Dataset items
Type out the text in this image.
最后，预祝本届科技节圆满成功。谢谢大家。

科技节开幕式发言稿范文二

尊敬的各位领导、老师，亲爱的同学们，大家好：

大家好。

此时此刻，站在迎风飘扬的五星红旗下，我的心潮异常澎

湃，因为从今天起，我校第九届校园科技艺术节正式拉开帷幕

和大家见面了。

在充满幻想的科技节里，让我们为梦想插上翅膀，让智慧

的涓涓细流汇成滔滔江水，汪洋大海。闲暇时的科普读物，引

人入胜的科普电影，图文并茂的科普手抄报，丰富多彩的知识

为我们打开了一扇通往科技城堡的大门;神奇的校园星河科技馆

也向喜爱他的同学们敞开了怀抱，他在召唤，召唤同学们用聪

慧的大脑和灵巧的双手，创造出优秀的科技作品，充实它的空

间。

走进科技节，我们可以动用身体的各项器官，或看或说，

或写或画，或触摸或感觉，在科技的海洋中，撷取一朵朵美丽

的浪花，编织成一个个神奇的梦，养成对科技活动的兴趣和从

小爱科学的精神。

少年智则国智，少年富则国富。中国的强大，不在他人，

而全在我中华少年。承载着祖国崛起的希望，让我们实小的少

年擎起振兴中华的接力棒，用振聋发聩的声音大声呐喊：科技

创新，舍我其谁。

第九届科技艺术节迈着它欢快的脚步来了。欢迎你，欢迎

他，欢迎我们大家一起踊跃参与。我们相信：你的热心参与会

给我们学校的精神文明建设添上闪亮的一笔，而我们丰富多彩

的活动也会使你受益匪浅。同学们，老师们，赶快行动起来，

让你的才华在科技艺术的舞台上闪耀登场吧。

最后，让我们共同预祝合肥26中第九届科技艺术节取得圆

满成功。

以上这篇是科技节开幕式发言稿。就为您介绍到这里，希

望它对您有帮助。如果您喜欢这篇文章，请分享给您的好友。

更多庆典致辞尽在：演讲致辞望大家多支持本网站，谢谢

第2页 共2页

## What you are asked to do
Exactly reproduce every line of the data above.

## Solution to this exercise
Type out the text in this image.
最后，预祝本届科技节圆满成功。谢谢大家。

科技节开幕式发言稿范文二

尊敬的各位领导、老师，亲爱的同学们，大家好：

大家好。

此时此刻，站在迎风飘扬的五星红旗下，我的心潮异常澎

湃，因为从今天起，我校第九届校园科技艺术节正式拉开帷幕

和大家见面了。

在充满幻想的科技节里，让我们为梦想插上翅膀，让智慧

的涓涓细流汇成滔滔江水，汪洋大海。闲暇时的科普读物，引

人入胜的科普电影，图文并茂的科普手抄报，丰富多彩的知识

为我们打开了一扇通往科技城堡的大门;神奇的校园星河科技馆

也向喜爱他的同学们敞开了怀抱，他在召唤，召唤同学们用聪

慧的大脑和灵巧的双手，创造出优秀的科技作品，充实它的空

间。

走进科技节，我们可以动用身体的各项器官，或看或说，

或写或画，或触摸或感觉，在科技的海洋中，撷取一朵朵美丽

的浪花，编织成一个个神奇的梦，养成对科技活动的兴趣和从

小爱科学的精神。

少年智则国智，少年富则国富。中国的强大，不在他人，

而全在我中华少年。承载着祖国崛起的希望，让我们实小的少

年擎起振兴中华的接力棒，用振聋发聩的声音大声呐喊：科技

创新，舍我其谁。

第九届科技艺术节迈着它欢快的脚步来了。欢迎你，欢迎

他，欢迎我们大家一起踊跃参与。我们相信：你的热心参与会

给我们学校的精神文明建设添上闪亮的一笔，而我们丰富多彩

的活动也会使你受益匪浅。同学们，老师们，赶快行动起来，

让你的才华在科技艺术的舞台上闪耀登场吧。

最后，让我们共同预祝合肥26中第九届科技艺术节取得圆

满成功。

以上这篇是科技节开幕式发言稿。就为您介绍到这里，希

望它对您有帮助。如果您喜欢这篇文章，请分享给您的好友。

更多庆典致辞尽在：演讲致辞望大家多支持本网站，谢谢

第2页 共2页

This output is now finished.